— WHAT YOU SHOULD DO —
Starting at the line that contains "Decode this image", print every remaining line of the entries, unchanged, and output nothing more.
--------
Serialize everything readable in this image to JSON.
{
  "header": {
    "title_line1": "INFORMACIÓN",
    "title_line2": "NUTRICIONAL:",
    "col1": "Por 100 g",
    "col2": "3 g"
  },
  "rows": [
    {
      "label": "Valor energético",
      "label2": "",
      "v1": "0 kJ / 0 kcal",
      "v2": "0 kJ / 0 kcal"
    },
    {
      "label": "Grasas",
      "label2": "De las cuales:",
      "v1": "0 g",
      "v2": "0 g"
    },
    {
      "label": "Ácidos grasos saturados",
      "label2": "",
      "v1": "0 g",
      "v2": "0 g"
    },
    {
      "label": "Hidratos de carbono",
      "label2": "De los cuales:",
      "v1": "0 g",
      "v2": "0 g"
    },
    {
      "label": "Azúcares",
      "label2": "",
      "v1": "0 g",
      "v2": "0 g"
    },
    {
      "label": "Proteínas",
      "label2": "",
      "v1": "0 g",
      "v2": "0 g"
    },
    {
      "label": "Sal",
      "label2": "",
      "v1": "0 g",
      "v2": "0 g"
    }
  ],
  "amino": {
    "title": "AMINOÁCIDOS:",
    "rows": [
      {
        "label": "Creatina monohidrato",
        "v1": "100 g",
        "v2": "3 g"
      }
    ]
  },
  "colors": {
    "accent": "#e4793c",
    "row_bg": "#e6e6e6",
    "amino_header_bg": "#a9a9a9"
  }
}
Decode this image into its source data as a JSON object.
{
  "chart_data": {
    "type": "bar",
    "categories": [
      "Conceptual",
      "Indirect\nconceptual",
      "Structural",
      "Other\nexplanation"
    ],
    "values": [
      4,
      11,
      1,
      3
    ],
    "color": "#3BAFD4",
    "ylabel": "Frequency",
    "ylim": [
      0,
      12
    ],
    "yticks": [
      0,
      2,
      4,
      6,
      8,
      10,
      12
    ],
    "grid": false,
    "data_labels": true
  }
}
--------
— THE REPLY —
Decode this image into its source data as a JSON object.
{
  "chart_data": {
    "type": "bar",
    "categories": [
      "Conceptual",
      "Indirect\nconceptual",
      "Structural",
      "Other\nexplanation"
    ],
    "values": [
      4,
      11,
      1,
      3
    ],
    "color": "#3BAFD4",
    "ylabel": "Frequency",
    "ylim": [
      0,
      12
    ],
    "yticks": [
      0,
      2,
      4,
      6,
      8,
      10,
      12
    ],
    "grid": false,
    "data_labels": true
  }
}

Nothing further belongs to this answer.